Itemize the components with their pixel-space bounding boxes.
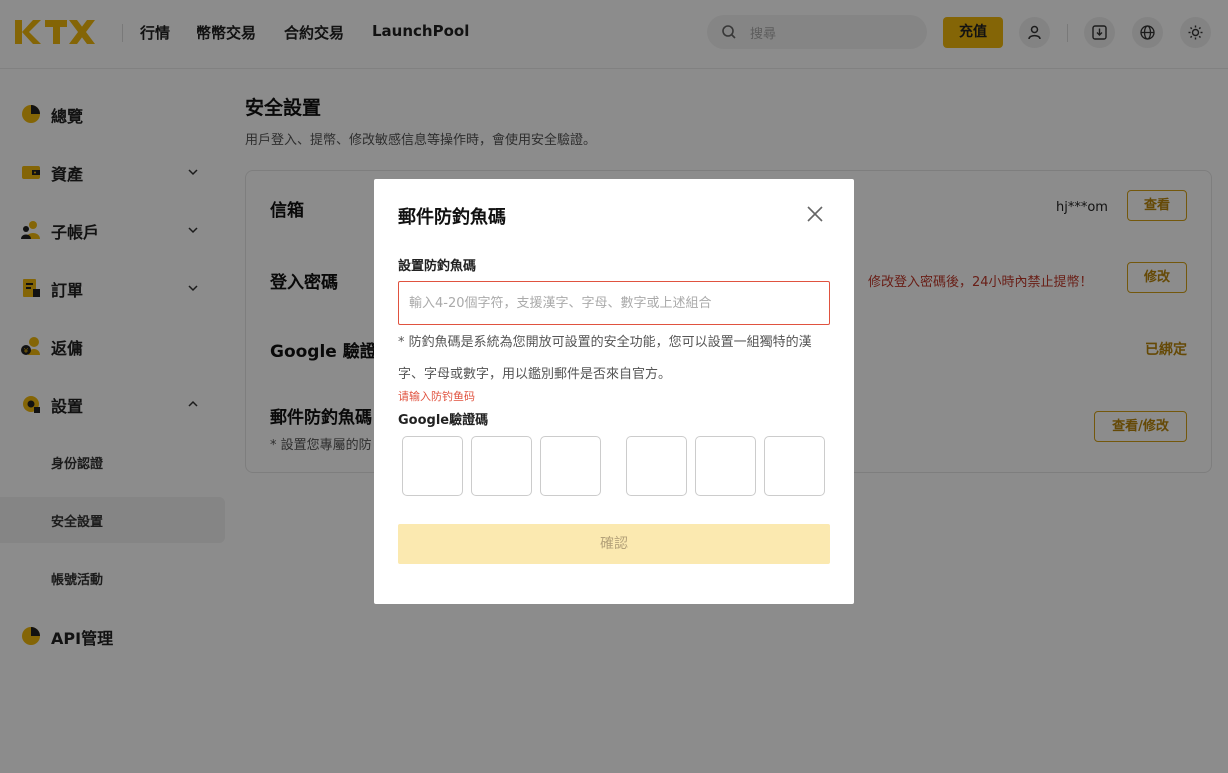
phishing-code-error: 请输入防钓鱼码 <box>398 390 475 403</box>
phishing-code-input[interactable] <box>398 281 830 325</box>
google-code-digit-2[interactable] <box>471 436 532 496</box>
google-code-digit-4[interactable] <box>626 436 687 496</box>
google-code-digit-5[interactable] <box>695 436 756 496</box>
modal-title: 郵件防釣魚碼 <box>398 207 506 228</box>
google-code-label: Google驗證碼 <box>398 413 489 428</box>
google-code-digit-1[interactable] <box>402 436 463 496</box>
phishing-code-label: 設置防釣魚碼 <box>398 259 477 274</box>
phishing-code-hint: * 防釣魚碼是系統為您開放可設置的安全功能，您可以設置一組獨特的漢字、字母或數字… <box>398 335 812 382</box>
google-code-digit-6[interactable] <box>764 436 825 496</box>
close-icon[interactable] <box>806 205 824 223</box>
google-code-digit-3[interactable] <box>540 436 601 496</box>
confirm-button[interactable]: 確認 <box>398 524 830 564</box>
phishing-code-modal: 郵件防釣魚碼 設置防釣魚碼 * 防釣魚碼是系統為您開放可設置的安全功能，您可以設… <box>374 179 854 604</box>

....................

__YOUR GOAL__.
How many lines in the items above contain the string "label"? Reply with the number alone.

__FINISHED EXERCISE__.
2